*Document excerpt*:
* * * * * * * * *
SECOND AMENDED AND RESTATED INTERCREDITOR AND SUBORDINATION AGREEMENT

 

THIS SECOND AMENDED AND RESTATED INTERCREDITOR AND SUBORDINATION AGREEMENT (this "Agreement") is made as of January 21, 2005, by and between The Royal Bank of Scotland plc, as agent (in such capacity, and together with any successor in such capacity, the "Subordinated Agent") for each of the lenders that is signatory to, or which becomes a signatory to, the Subordinated Credit Agreement (as defined below) (collectively, the "Subordinated Lenders"), and Société Générale, as agent (in such capacity as agent, and together with any successor in such capacity, the "Senior Agent") for each of the lenders that is signatory to, or which becomes a signatory to the Senior Credit Agreement (as defined below) (collectively, the "Senior Lenders").

 

BRIGHAM EXPLORATION COMPANY, a Delaware corporation (the "Parent"). BRIGHAM OIL & GAS, L.P., a Delaware limited partnership ("BOG"), and BRIGHAM, INC., a Nevada corporation ("BI") are   signatories hereto solely for the purpose of evidencing their acknowledgment and consent to the terms and conditions of this Agreement and their agreement to make payment of the Senior Indebtedness and Subordinated Indebtedness (as such terms are defined below) in accordance with Section 2.2 of this Agreement.

 

RECITALS

 

A.         BOG, as the borrower, the Senior Lenders and the Senior Agent are parties to that certain Third Amended and Restated Credit Agreement dated as of January 21, 2005 (such agreement, as the same may be from time to time amended, modified, supplemented, restated, refinanced or replaced, the "Senior Credit Agreement"), pursuant to which the Senior Lenders have made certain credit available to and on behalf of BOG.
* * * * * * * * *
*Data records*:

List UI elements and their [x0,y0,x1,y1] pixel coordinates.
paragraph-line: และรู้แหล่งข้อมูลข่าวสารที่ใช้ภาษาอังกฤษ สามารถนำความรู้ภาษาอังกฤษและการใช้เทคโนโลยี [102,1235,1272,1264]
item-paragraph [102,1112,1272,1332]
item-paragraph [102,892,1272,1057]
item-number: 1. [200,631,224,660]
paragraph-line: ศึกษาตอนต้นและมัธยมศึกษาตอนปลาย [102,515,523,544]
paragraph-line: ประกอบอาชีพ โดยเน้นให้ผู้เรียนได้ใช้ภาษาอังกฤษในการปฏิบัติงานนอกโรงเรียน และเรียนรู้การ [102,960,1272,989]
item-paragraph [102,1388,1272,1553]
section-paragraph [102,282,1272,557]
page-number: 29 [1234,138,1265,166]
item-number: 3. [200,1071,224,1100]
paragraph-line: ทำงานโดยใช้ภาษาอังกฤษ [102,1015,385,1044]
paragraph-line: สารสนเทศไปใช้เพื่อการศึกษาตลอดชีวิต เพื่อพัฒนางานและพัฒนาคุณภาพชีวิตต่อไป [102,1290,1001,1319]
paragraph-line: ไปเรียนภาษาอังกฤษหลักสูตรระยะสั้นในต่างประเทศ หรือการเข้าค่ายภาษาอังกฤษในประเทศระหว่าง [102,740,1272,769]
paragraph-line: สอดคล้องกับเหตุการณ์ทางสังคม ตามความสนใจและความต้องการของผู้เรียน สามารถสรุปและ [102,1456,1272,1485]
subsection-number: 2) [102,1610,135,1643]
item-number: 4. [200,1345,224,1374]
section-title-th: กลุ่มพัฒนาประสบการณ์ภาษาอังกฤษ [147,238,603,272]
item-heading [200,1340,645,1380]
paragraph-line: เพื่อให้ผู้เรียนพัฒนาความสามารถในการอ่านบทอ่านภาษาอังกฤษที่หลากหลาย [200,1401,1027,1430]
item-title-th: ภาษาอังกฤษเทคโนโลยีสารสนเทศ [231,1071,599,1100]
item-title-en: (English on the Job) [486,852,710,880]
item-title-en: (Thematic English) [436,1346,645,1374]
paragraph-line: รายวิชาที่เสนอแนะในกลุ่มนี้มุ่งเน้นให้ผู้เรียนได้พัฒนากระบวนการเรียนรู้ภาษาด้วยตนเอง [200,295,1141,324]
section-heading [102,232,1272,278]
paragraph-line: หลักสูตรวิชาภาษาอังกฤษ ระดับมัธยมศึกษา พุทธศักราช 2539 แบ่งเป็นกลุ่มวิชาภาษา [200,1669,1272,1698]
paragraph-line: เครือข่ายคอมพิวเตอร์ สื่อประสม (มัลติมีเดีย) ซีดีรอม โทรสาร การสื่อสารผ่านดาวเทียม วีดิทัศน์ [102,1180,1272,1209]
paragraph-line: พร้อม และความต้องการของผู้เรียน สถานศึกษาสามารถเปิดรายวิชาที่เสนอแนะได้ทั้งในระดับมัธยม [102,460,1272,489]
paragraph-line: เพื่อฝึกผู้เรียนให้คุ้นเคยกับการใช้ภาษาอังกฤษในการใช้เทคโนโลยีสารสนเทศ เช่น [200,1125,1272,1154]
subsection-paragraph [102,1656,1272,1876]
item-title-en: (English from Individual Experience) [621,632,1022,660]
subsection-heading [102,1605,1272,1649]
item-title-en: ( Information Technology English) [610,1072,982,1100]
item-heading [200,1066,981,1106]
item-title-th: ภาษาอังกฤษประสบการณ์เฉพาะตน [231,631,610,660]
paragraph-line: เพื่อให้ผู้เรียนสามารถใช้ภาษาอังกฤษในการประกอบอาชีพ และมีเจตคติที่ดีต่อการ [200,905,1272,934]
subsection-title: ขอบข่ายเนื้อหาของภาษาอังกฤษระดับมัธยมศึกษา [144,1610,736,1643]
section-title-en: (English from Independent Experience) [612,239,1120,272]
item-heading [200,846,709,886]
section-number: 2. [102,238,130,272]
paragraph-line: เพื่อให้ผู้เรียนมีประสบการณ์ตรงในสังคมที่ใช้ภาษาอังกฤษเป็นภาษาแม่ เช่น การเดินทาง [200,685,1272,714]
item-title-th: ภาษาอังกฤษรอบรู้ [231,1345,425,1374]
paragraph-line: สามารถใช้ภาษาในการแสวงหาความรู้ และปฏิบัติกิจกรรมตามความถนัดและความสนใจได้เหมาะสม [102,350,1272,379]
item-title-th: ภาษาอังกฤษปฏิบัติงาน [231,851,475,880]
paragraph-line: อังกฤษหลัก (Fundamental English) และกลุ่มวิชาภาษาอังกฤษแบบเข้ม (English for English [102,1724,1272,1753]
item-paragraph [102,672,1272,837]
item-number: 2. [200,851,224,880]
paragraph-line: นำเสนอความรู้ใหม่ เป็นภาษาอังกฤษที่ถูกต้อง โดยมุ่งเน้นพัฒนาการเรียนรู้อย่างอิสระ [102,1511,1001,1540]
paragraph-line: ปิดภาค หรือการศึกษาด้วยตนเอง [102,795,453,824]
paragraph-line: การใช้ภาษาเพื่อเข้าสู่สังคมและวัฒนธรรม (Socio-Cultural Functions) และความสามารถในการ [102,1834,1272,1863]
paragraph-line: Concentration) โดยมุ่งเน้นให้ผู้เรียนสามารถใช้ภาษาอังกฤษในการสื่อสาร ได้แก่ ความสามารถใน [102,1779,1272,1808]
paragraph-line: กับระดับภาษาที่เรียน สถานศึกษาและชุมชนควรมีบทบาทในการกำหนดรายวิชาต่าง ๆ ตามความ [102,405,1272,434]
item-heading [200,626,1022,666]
* * * * * * * * *
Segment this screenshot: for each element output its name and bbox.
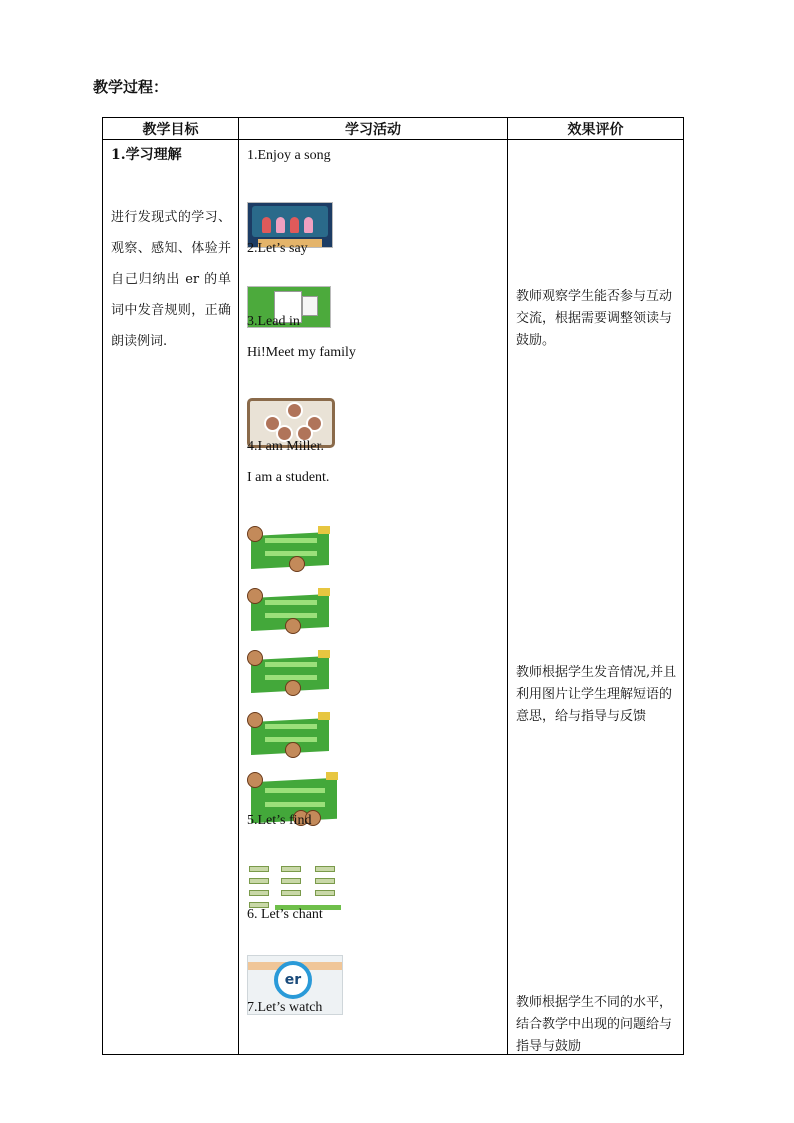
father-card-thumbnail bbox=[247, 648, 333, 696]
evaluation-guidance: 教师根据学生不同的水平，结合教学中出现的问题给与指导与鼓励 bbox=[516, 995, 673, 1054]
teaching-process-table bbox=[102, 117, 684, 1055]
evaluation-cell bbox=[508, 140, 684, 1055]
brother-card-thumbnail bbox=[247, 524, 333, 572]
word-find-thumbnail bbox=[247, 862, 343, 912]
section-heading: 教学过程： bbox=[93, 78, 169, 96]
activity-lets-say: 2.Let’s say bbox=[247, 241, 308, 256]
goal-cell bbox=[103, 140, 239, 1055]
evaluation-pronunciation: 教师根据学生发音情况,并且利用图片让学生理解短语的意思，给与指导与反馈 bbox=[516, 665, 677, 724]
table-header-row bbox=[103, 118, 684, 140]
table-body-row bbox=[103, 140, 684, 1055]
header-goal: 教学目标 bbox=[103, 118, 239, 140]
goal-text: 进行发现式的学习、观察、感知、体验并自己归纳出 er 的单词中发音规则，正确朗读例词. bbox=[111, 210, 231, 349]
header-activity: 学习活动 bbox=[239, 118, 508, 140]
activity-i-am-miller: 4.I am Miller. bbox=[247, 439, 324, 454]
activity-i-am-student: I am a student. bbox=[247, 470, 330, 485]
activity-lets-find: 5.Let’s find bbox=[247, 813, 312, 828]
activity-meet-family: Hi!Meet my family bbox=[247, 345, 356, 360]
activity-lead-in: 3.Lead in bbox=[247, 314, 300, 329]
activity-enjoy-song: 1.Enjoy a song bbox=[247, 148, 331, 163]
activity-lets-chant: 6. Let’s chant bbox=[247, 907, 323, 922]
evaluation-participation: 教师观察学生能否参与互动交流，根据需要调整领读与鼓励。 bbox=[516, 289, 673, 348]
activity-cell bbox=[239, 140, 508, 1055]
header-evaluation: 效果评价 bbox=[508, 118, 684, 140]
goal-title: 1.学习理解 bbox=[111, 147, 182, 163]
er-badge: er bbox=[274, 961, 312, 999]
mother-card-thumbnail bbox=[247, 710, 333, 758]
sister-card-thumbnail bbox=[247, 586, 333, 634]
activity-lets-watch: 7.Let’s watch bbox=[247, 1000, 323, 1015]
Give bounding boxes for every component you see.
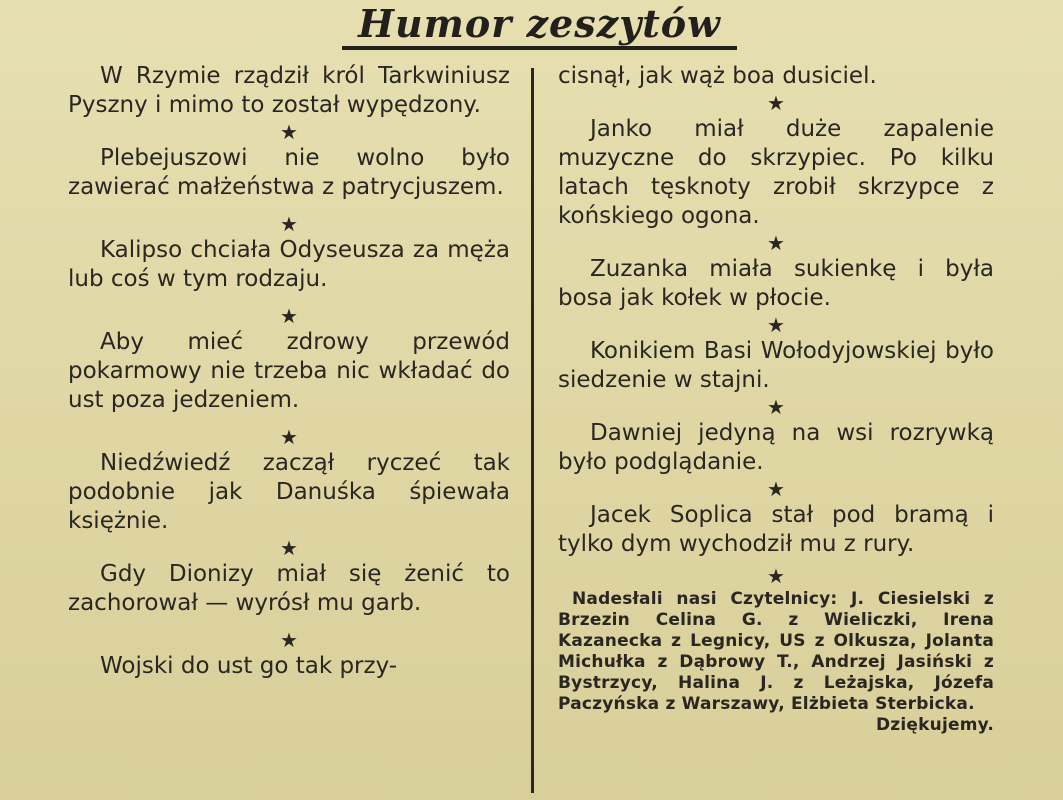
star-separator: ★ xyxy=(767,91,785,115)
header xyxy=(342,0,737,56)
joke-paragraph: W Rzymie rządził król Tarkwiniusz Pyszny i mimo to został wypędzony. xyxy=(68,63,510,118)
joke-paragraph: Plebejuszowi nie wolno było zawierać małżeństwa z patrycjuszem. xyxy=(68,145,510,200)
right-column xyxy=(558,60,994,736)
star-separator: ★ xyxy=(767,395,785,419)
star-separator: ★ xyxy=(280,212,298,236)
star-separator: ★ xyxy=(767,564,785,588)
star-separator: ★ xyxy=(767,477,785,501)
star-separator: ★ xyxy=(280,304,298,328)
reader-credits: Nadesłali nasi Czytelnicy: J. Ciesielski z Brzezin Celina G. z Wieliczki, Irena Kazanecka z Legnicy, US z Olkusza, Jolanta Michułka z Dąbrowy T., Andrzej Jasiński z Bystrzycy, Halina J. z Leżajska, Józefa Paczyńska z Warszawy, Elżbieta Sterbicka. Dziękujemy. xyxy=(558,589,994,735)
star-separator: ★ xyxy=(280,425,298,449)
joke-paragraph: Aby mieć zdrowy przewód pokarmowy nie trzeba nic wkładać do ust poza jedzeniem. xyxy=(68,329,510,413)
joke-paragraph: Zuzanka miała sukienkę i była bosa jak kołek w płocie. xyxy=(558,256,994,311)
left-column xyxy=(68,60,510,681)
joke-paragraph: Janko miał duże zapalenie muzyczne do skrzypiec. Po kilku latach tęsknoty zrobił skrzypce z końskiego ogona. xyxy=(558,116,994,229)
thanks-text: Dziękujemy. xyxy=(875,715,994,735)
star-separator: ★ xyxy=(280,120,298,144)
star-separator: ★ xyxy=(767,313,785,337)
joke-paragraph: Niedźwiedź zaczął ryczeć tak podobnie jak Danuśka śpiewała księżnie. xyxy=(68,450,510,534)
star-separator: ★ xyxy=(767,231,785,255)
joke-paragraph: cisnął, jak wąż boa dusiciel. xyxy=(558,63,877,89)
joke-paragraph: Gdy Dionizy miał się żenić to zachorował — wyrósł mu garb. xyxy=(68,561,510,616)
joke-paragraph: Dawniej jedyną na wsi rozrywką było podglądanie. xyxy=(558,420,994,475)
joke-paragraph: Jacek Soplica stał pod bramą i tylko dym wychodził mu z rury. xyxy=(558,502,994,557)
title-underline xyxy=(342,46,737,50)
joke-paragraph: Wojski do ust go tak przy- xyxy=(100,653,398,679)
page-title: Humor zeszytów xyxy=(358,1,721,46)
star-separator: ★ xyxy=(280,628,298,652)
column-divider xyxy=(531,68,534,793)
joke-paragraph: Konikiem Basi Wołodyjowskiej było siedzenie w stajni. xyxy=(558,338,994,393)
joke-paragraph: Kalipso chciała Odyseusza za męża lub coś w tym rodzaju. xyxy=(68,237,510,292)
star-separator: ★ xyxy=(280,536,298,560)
* * * * * * * * *
*Requests*:
(a) In the intercreditor agreement excerpt, condense the paragraph beginning "A. BOG, as the borrower" into a short list, keeping its main facts.
(b) Carry on the intercreditor agreement excerpt after its last sentence.
The data records were drawn from a separate source.

*Expected responses*:
(a)
- Parties: BOG (as borrower), the Senior Lenders and the Senior Agent.
- Agreement: the Third Amended and Restated Credit Agreement dated as of January 21, 2005, called the "Senior Credit Agreement," as it may be amended, modified, supplemented, restated, refinanced or replaced from time to time.
- Effect: under it, the Senior Lenders have made certain credit available to and on behalf of BOG.

(b)
B.         BOG has executed one or more Mortgages (as such term is defined in the Senior Credit Agreement) and delivered financing statements (such mortgages and financing statements, as the same may have heretofore been or may hereafter be from time to time amended, supplemented or replaced, the "Senior Mortgages") in favor of the Senior Agent to secure, inter alia, the obligations outstanding under the Senior Credit Agreement.

 

C.         Each of the Parent and BI has guaranteed the Obligations under the Senior Credit Agreement pursuant to Article VIII thereof (as the same may be from time to time further amended, supplemented or replaced, being referred to herein as the "Senior Guaranty Agreements"), in favor of the Senior Agent, for the benefit of the Senior Agent and the Senior Lenders.

 

D.         Each of the Parent, BI and BOG has executed a Second Amended and Restated Pledge Agreement dated as of January 21, 2005 (as the same may be from time to time further amended, supplemented or replaced, the "Senior Pledge Agreements") to secure, inter alia, the obligations of BOG under the Senior Credit Agreement and the obligations of the Parent and BI under their respective Senior Guaranty Agreements.

 


 

E.         Of even date herewith, BOG has entered into that certain Second Amended andRestated Subordinated Credit Agreement with the Subordinated Agent and the Subordinated Lenders (the "Subordinated Credit Agreement") pursuant to which the Subordinated Lenders will make loans to BOG, such advances to be evidenced by a promissory note executed and delivered by BOG in accordance with the Subordinated Credit Agreement (the "Subordinated Note").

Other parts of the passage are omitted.